* **WHAT YOU ARE ASKED TO DO**: For each line that holds "задания", copy the line out.

Stored records
◆ ◆ ◆ ◆ ◆ ◆ ◆
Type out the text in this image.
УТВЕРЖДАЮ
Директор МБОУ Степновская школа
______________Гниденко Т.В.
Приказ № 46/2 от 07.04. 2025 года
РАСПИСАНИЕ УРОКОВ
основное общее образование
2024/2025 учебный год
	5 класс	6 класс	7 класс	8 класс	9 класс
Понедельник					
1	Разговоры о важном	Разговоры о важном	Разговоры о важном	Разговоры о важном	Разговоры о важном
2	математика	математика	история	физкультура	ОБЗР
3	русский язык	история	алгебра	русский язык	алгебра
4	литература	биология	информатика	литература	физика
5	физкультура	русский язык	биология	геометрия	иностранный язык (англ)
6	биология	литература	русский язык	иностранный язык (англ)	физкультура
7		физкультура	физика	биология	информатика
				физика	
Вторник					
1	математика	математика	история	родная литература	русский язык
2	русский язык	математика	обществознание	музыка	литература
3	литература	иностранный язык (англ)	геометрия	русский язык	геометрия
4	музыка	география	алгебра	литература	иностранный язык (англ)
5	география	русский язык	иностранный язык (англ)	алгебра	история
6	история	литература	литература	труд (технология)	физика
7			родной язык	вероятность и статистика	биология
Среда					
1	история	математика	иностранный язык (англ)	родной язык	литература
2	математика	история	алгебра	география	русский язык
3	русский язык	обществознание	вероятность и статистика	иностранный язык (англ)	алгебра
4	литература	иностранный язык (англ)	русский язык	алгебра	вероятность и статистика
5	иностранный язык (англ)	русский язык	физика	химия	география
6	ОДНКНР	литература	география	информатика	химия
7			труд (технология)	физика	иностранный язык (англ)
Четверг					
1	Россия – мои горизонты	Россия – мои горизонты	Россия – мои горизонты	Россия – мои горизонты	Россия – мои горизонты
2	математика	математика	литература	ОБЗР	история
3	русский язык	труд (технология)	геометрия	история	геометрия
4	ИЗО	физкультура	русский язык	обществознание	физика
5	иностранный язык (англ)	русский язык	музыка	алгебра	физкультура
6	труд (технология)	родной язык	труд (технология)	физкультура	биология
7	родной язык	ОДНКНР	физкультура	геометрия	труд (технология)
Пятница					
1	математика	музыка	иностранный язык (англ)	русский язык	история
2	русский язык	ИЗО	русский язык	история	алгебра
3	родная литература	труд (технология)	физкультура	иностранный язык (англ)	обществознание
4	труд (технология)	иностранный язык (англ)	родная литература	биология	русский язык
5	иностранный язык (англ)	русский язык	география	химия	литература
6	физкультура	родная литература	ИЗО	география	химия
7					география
◆ ◆ ◆ ◆ ◆ ◆ ◆
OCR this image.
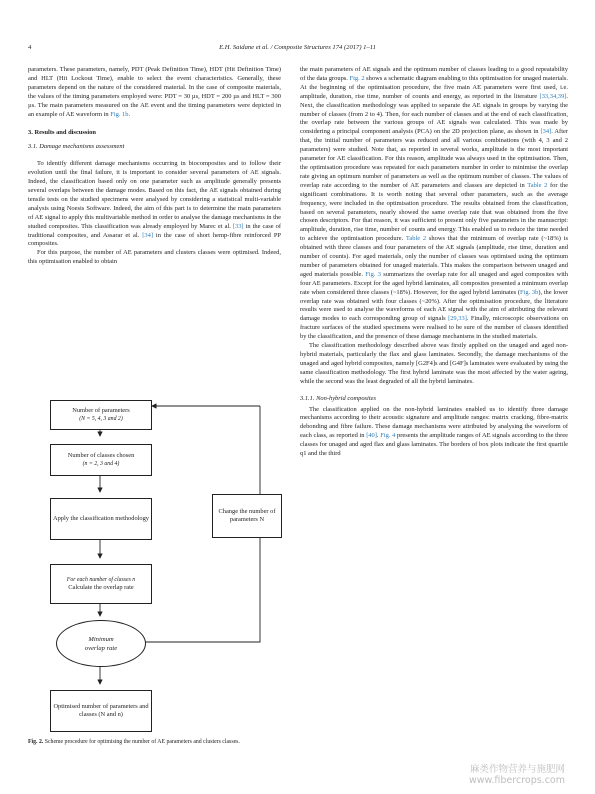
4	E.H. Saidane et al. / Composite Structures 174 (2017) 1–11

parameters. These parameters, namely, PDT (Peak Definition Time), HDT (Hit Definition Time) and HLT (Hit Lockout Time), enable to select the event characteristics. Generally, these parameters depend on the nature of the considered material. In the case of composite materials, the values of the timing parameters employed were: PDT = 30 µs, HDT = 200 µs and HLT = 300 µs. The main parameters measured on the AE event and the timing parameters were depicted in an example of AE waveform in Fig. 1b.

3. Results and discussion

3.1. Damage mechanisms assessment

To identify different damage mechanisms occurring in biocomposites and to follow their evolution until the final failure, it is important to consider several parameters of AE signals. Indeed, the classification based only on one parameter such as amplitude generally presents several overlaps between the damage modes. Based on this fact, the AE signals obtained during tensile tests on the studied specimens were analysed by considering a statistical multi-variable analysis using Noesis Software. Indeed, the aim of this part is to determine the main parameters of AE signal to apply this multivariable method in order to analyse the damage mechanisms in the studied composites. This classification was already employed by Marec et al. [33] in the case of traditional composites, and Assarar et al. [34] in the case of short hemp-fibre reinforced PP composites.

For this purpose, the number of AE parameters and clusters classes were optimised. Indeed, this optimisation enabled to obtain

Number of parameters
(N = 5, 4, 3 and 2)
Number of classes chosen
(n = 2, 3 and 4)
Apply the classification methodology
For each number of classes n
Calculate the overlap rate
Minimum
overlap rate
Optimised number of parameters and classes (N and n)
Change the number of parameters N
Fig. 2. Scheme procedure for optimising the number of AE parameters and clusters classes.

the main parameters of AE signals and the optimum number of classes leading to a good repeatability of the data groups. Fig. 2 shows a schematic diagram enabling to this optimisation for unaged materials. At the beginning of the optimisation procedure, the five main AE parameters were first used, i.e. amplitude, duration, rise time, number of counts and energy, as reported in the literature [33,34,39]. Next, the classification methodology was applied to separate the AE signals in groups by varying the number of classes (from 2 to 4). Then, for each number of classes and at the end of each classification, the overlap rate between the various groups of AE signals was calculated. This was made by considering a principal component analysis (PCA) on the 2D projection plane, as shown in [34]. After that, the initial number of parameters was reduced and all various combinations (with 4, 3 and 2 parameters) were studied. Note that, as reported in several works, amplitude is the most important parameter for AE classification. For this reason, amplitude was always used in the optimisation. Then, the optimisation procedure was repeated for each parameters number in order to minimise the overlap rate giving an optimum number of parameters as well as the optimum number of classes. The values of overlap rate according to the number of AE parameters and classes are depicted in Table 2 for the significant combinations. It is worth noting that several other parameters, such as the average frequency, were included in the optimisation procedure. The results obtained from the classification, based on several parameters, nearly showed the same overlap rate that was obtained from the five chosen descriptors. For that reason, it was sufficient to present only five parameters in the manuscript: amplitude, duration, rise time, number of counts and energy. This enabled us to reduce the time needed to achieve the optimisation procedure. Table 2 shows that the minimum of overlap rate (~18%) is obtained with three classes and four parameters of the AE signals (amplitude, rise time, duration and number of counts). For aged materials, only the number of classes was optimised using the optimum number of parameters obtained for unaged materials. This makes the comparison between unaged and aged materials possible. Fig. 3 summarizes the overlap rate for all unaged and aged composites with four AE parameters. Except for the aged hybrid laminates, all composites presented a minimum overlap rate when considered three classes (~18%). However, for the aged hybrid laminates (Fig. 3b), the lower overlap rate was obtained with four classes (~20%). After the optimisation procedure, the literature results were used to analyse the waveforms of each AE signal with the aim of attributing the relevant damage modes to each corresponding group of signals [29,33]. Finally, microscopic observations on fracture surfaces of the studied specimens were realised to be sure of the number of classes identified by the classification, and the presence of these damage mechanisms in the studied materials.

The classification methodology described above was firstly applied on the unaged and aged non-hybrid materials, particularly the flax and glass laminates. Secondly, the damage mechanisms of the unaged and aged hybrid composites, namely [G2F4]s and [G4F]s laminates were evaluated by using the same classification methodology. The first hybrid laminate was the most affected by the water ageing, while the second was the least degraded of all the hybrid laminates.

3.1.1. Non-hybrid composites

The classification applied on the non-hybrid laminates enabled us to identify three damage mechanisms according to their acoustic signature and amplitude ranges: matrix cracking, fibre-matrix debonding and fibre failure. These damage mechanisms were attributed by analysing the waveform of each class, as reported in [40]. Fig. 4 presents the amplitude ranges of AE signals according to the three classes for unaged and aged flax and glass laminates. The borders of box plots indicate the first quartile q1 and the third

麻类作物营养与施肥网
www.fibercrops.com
◆ ◆ ◆ ◆ ◆ ◆ ◆
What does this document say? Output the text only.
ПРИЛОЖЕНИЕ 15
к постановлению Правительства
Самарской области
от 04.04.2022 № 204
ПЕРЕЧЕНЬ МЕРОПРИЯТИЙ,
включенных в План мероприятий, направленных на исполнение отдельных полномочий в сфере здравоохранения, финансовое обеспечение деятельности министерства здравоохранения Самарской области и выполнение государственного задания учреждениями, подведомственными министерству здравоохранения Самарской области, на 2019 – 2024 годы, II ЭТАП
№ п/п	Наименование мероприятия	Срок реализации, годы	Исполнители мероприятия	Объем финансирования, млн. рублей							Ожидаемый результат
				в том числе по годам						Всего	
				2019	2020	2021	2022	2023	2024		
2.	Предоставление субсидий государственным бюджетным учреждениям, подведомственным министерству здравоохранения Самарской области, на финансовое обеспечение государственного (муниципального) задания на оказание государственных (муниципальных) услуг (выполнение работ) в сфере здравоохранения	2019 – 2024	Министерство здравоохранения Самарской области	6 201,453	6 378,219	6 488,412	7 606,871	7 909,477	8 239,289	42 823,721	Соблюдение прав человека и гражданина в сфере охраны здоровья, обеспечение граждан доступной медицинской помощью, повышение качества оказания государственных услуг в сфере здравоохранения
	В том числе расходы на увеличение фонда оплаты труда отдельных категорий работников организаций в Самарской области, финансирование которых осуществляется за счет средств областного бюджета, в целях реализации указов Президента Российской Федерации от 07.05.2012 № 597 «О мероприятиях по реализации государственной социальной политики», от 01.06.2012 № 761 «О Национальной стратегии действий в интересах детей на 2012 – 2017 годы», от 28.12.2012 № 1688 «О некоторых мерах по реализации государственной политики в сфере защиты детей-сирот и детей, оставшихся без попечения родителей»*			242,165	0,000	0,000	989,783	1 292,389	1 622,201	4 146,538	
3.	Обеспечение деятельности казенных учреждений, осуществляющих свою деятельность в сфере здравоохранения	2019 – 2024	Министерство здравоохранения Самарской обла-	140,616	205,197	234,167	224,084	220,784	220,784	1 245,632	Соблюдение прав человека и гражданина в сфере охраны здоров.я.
◆ ◆ ◆ ◆ ◆ ◆ ◆
* **CORRECT OUTPUT**:
включенных в План мероприятий, направленных на исполнение отдельных полномочий в сфере здравоохранения, финансовое обеспечение деятельности министерства здравоохранения Самарской области и выполнение государственного задания учреждениями, подведомственными министерству здравоохранения Самарской области, на 2019 – 2024 годы, II ЭТАП
2.	Предоставление субсидий государственным бюджетным учреждениям, подведомственным министерству здравоохранения Самарской области, на финансовое обеспечение государственного (муниципального) задания на оказание государственных (муниципальных) услуг (выполнение работ) в сфере здравоохранения	2019 – 2024	Министерство здравоохранения Самарской области	6 201,453	6 378,219	6 488,412	7 606,871	7 909,477	8 239,289	42 823,721	Соблюдение прав человека и гражданина в сфере охраны здоровья, обеспечение граждан доступной медицинской помощью, повышение качества оказания государственных услуг в сфере здравоохранения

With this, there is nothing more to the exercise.